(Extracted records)
========================================================================
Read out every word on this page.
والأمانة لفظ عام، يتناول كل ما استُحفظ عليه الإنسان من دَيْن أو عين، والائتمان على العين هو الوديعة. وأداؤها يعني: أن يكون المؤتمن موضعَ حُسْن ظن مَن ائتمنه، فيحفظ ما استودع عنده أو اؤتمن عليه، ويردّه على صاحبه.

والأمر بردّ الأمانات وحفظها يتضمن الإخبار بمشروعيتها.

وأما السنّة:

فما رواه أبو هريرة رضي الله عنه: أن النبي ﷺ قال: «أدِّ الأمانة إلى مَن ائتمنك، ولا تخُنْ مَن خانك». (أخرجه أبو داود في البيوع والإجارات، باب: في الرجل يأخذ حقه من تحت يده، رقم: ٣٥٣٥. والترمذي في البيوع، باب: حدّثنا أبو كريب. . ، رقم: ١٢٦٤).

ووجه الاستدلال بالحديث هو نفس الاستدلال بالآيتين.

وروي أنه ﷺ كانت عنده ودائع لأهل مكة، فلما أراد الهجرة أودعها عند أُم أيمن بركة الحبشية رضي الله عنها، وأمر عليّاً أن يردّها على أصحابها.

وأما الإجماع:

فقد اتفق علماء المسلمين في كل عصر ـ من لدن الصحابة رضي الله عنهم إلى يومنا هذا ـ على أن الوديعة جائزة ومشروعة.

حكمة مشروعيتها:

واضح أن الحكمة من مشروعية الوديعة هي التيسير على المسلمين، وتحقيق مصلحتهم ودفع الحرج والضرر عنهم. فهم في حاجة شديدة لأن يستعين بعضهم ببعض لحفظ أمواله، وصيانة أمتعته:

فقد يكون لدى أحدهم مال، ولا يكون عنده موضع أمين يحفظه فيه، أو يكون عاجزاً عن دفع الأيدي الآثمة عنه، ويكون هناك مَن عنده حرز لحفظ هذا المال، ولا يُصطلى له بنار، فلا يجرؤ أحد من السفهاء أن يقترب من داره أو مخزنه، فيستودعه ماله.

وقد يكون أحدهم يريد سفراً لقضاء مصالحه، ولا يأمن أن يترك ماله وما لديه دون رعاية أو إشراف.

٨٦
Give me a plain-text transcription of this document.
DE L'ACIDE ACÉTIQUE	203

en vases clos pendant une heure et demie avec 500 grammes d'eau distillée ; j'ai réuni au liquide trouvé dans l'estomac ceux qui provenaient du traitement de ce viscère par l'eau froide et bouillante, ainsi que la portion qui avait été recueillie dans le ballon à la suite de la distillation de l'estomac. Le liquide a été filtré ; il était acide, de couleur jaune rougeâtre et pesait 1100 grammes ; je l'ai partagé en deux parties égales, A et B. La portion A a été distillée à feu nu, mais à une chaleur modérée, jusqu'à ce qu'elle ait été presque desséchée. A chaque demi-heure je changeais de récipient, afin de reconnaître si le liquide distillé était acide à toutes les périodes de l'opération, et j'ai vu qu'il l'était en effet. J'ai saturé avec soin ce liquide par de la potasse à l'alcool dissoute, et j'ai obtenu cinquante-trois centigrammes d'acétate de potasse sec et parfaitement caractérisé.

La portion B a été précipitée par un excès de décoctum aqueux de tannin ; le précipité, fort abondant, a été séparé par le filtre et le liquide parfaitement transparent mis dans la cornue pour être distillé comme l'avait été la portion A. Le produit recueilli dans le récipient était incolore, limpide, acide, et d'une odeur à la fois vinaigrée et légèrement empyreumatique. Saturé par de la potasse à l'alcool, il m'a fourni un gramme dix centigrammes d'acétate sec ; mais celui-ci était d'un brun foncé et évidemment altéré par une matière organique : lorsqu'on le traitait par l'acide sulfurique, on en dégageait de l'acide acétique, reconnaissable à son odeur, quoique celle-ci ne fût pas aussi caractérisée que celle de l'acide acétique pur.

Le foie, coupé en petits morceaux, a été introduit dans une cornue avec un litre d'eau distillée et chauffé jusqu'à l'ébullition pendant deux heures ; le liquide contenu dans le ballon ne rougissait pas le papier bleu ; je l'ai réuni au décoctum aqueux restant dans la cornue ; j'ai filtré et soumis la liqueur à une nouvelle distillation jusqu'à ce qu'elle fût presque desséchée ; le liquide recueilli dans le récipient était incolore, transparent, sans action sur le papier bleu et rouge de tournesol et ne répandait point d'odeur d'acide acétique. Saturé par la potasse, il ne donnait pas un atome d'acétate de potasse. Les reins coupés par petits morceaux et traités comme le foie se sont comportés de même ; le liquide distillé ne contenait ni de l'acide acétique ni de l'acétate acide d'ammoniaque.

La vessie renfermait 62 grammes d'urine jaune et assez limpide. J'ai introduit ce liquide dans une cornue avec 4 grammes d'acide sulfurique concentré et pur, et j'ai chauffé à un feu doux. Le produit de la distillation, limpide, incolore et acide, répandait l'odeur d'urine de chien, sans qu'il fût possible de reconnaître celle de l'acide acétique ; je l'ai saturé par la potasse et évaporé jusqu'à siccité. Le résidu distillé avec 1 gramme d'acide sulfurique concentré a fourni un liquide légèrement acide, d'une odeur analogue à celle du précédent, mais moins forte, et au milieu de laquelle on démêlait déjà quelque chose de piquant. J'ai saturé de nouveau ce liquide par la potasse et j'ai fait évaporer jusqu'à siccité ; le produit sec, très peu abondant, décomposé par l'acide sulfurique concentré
========================================================================
Retype the records that precede this task, keeping them exactly the same.

- **COMPLETE OUTPUT**
Read out every word on this page.
والأمانة لفظ عام، يتناول كل ما استُحفظ عليه الإنسان من دَيْن أو عين، والائتمان على العين هو الوديعة. وأداؤها يعني: أن يكون المؤتمن موضعَ حُسْن ظن مَن ائتمنه، فيحفظ ما استودع عنده أو اؤتمن عليه، ويردّه على صاحبه.

والأمر بردّ الأمانات وحفظها يتضمن الإخبار بمشروعيتها.

وأما السنّة:

فما رواه أبو هريرة رضي الله عنه: أن النبي ﷺ قال: «أدِّ الأمانة إلى مَن ائتمنك، ولا تخُنْ مَن خانك». (أخرجه أبو داود في البيوع والإجارات، باب: في الرجل يأخذ حقه من تحت يده، رقم: ٣٥٣٥. والترمذي في البيوع، باب: حدّثنا أبو كريب. . ، رقم: ١٢٦٤).

ووجه الاستدلال بالحديث هو نفس الاستدلال بالآيتين.

وروي أنه ﷺ كانت عنده ودائع لأهل مكة، فلما أراد الهجرة أودعها عند أُم أيمن بركة الحبشية رضي الله عنها، وأمر عليّاً أن يردّها على أصحابها.

وأما الإجماع:

فقد اتفق علماء المسلمين في كل عصر ـ من لدن الصحابة رضي الله عنهم إلى يومنا هذا ـ على أن الوديعة جائزة ومشروعة.

حكمة مشروعيتها:

واضح أن الحكمة من مشروعية الوديعة هي التيسير على المسلمين، وتحقيق مصلحتهم ودفع الحرج والضرر عنهم. فهم في حاجة شديدة لأن يستعين بعضهم ببعض لحفظ أمواله، وصيانة أمتعته:

فقد يكون لدى أحدهم مال، ولا يكون عنده موضع أمين يحفظه فيه، أو يكون عاجزاً عن دفع الأيدي الآثمة عنه، ويكون هناك مَن عنده حرز لحفظ هذا المال، ولا يُصطلى له بنار، فلا يجرؤ أحد من السفهاء أن يقترب من داره أو مخزنه، فيستودعه ماله.

وقد يكون أحدهم يريد سفراً لقضاء مصالحه، ولا يأمن أن يترك ماله وما لديه دون رعاية أو إشراف.

٨٦
Give me a plain-text transcription of this document.
DE L'ACIDE ACÉTIQUE	203

en vases clos pendant une heure et demie avec 500 grammes d'eau distillée ; j'ai réuni au liquide trouvé dans l'estomac ceux qui provenaient du traitement de ce viscère par l'eau froide et bouillante, ainsi que la portion qui avait été recueillie dans le ballon à la suite de la distillation de l'estomac. Le liquide a été filtré ; il était acide, de couleur jaune rougeâtre et pesait 1100 grammes ; je l'ai partagé en deux parties égales, A et B. La portion A a été distillée à feu nu, mais à une chaleur modérée, jusqu'à ce qu'elle ait été presque desséchée. A chaque demi-heure je changeais de récipient, afin de reconnaître si le liquide distillé était acide à toutes les périodes de l'opération, et j'ai vu qu'il l'était en effet. J'ai saturé avec soin ce liquide par de la potasse à l'alcool dissoute, et j'ai obtenu cinquante-trois centigrammes d'acétate de potasse sec et parfaitement caractérisé.

La portion B a été précipitée par un excès de décoctum aqueux de tannin ; le précipité, fort abondant, a été séparé par le filtre et le liquide parfaitement transparent mis dans la cornue pour être distillé comme l'avait été la portion A. Le produit recueilli dans le récipient était incolore, limpide, acide, et d'une odeur à la fois vinaigrée et légèrement empyreumatique. Saturé par de la potasse à l'alcool, il m'a fourni un gramme dix centigrammes d'acétate sec ; mais celui-ci était d'un brun foncé et évidemment altéré par une matière organique : lorsqu'on le traitait par l'acide sulfurique, on en dégageait de l'acide acétique, reconnaissable à son odeur, quoique celle-ci ne fût pas aussi caractérisée que celle de l'acide acétique pur.

Le foie, coupé en petits morceaux, a été introduit dans une cornue avec un litre d'eau distillée et chauffé jusqu'à l'ébullition pendant deux heures ; le liquide contenu dans le ballon ne rougissait pas le papier bleu ; je l'ai réuni au décoctum aqueux restant dans la cornue ; j'ai filtré et soumis la liqueur à une nouvelle distillation jusqu'à ce qu'elle fût presque desséchée ; le liquide recueilli dans le récipient était incolore, transparent, sans action sur le papier bleu et rouge de tournesol et ne répandait point d'odeur d'acide acétique. Saturé par la potasse, il ne donnait pas un atome d'acétate de potasse. Les reins coupés par petits morceaux et traités comme le foie se sont comportés de même ; le liquide distillé ne contenait ni de l'acide acétique ni de l'acétate acide d'ammoniaque.

La vessie renfermait 62 grammes d'urine jaune et assez limpide. J'ai introduit ce liquide dans une cornue avec 4 grammes d'acide sulfurique concentré et pur, et j'ai chauffé à un feu doux. Le produit de la distillation, limpide, incolore et acide, répandait l'odeur d'urine de chien, sans qu'il fût possible de reconnaître celle de l'acide acétique ; je l'ai saturé par la potasse et évaporé jusqu'à siccité. Le résidu distillé avec 1 gramme d'acide sulfurique concentré a fourni un liquide légèrement acide, d'une odeur analogue à celle du précédent, mais moins forte, et au milieu de laquelle on démêlait déjà quelque chose de piquant. J'ai saturé de nouveau ce liquide par la potasse et j'ai fait évaporer jusqu'à siccité ; le produit sec, très peu abondant, décomposé par l'acide sulfurique concentré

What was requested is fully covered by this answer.